Retype the full set of records. Keep every character identical.

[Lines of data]
⟨
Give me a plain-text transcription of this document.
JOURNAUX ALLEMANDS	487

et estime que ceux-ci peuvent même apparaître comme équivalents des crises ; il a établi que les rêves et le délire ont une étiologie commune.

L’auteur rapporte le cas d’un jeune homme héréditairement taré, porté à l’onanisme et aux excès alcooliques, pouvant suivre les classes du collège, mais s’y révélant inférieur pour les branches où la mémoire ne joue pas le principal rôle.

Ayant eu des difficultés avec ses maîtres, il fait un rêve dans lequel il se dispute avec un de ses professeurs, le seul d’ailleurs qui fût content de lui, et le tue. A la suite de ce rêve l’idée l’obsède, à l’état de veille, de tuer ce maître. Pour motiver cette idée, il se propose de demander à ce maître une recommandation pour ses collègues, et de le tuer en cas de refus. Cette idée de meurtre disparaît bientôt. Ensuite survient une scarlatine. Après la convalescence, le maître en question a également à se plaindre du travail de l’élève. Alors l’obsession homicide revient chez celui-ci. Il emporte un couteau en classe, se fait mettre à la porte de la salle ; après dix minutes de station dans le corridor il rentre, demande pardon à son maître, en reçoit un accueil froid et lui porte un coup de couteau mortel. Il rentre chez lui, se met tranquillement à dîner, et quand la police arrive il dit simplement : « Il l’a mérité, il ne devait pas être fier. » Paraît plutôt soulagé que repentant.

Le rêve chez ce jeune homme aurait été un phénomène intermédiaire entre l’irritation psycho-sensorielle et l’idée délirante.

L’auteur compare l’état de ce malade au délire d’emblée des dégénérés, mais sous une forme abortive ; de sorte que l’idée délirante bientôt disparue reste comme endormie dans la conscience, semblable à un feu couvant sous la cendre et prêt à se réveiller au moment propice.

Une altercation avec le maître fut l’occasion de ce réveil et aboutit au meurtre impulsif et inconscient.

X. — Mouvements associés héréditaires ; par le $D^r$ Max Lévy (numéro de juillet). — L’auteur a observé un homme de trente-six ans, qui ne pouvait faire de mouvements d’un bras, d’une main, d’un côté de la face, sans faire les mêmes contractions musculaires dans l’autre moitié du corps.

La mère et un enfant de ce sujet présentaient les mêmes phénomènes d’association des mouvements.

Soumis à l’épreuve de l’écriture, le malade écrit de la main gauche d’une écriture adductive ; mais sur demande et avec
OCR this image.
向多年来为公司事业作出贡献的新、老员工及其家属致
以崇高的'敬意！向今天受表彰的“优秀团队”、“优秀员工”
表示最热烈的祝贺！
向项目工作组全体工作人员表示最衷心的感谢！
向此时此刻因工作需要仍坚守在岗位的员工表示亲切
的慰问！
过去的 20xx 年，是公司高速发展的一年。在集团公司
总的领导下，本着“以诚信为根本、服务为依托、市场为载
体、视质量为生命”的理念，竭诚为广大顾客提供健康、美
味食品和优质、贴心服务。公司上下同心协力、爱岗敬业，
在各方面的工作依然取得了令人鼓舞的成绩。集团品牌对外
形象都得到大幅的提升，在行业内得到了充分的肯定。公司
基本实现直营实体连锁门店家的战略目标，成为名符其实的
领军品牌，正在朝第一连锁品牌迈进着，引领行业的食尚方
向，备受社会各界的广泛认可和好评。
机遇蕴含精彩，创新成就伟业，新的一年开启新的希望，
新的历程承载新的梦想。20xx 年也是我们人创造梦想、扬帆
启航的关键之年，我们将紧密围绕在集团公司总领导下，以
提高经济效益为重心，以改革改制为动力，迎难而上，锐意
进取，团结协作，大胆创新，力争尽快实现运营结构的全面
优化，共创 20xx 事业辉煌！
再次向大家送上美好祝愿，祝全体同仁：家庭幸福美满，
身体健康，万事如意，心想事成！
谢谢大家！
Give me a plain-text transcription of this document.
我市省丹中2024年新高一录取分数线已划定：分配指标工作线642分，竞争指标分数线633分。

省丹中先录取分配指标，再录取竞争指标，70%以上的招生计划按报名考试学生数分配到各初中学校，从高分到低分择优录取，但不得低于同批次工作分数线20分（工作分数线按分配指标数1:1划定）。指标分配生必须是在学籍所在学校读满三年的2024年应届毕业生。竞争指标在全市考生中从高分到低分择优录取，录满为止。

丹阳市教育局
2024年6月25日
⟩
◆ **Final result**:
Give me a plain-text transcription of this document.
JOURNAUX ALLEMANDS	487

et estime que ceux-ci peuvent même apparaître comme équivalents des crises ; il a établi que les rêves et le délire ont une étiologie commune.

L’auteur rapporte le cas d’un jeune homme héréditairement taré, porté à l’onanisme et aux excès alcooliques, pouvant suivre les classes du collège, mais s’y révélant inférieur pour les branches où la mémoire ne joue pas le principal rôle.

Ayant eu des difficultés avec ses maîtres, il fait un rêve dans lequel il se dispute avec un de ses professeurs, le seul d’ailleurs qui fût content de lui, et le tue. A la suite de ce rêve l’idée l’obsède, à l’état de veille, de tuer ce maître. Pour motiver cette idée, il se propose de demander à ce maître une recommandation pour ses collègues, et de le tuer en cas de refus. Cette idée de meurtre disparaît bientôt. Ensuite survient une scarlatine. Après la convalescence, le maître en question a également à se plaindre du travail de l’élève. Alors l’obsession homicide revient chez celui-ci. Il emporte un couteau en classe, se fait mettre à la porte de la salle ; après dix minutes de station dans le corridor il rentre, demande pardon à son maître, en reçoit un accueil froid et lui porte un coup de couteau mortel. Il rentre chez lui, se met tranquillement à dîner, et quand la police arrive il dit simplement : « Il l’a mérité, il ne devait pas être fier. » Paraît plutôt soulagé que repentant.

Le rêve chez ce jeune homme aurait été un phénomène intermédiaire entre l’irritation psycho-sensorielle et l’idée délirante.

L’auteur compare l’état de ce malade au délire d’emblée des dégénérés, mais sous une forme abortive ; de sorte que l’idée délirante bientôt disparue reste comme endormie dans la conscience, semblable à un feu couvant sous la cendre et prêt à se réveiller au moment propice.

Une altercation avec le maître fut l’occasion de ce réveil et aboutit au meurtre impulsif et inconscient.

X. — Mouvements associés héréditaires ; par le $D^r$ Max Lévy (numéro de juillet). — L’auteur a observé un homme de trente-six ans, qui ne pouvait faire de mouvements d’un bras, d’une main, d’un côté de la face, sans faire les mêmes contractions musculaires dans l’autre moitié du corps.

La mère et un enfant de ce sujet présentaient les mêmes phénomènes d’association des mouvements.

Soumis à l’épreuve de l’écriture, le malade écrit de la main gauche d’une écriture adductive ; mais sur demande et avec
OCR this image.
向多年来为公司事业作出贡献的新、老员工及其家属致
以崇高的'敬意！向今天受表彰的“优秀团队”、“优秀员工”
表示最热烈的祝贺！
向项目工作组全体工作人员表示最衷心的感谢！
向此时此刻因工作需要仍坚守在岗位的员工表示亲切
的慰问！
过去的 20xx 年，是公司高速发展的一年。在集团公司
总的领导下，本着“以诚信为根本、服务为依托、市场为载
体、视质量为生命”的理念，竭诚为广大顾客提供健康、美
味食品和优质、贴心服务。公司上下同心协力、爱岗敬业，
在各方面的工作依然取得了令人鼓舞的成绩。集团品牌对外
形象都得到大幅的提升，在行业内得到了充分的肯定。公司
基本实现直营实体连锁门店家的战略目标，成为名符其实的
领军品牌，正在朝第一连锁品牌迈进着，引领行业的食尚方
向，备受社会各界的广泛认可和好评。
机遇蕴含精彩，创新成就伟业，新的一年开启新的希望，
新的历程承载新的梦想。20xx 年也是我们人创造梦想、扬帆
启航的关键之年，我们将紧密围绕在集团公司总领导下，以
提高经济效益为重心，以改革改制为动力，迎难而上，锐意
进取，团结协作，大胆创新，力争尽快实现运营结构的全面
优化，共创 20xx 事业辉煌！
再次向大家送上美好祝愿，祝全体同仁：家庭幸福美满，
身体健康，万事如意，心想事成！
谢谢大家！
Give me a plain-text transcription of this document.
我市省丹中2024年新高一录取分数线已划定：分配指标工作线642分，竞争指标分数线633分。

省丹中先录取分配指标，再录取竞争指标，70%以上的招生计划按报名考试学生数分配到各初中学校，从高分到低分择优录取，但不得低于同批次工作分数线20分（工作分数线按分配指标数1:1划定）。指标分配生必须是在学籍所在学校读满三年的2024年应届毕业生。竞争指标在全市考生中从高分到低分择优录取，录满为止。

丹阳市教育局
2024年6月25日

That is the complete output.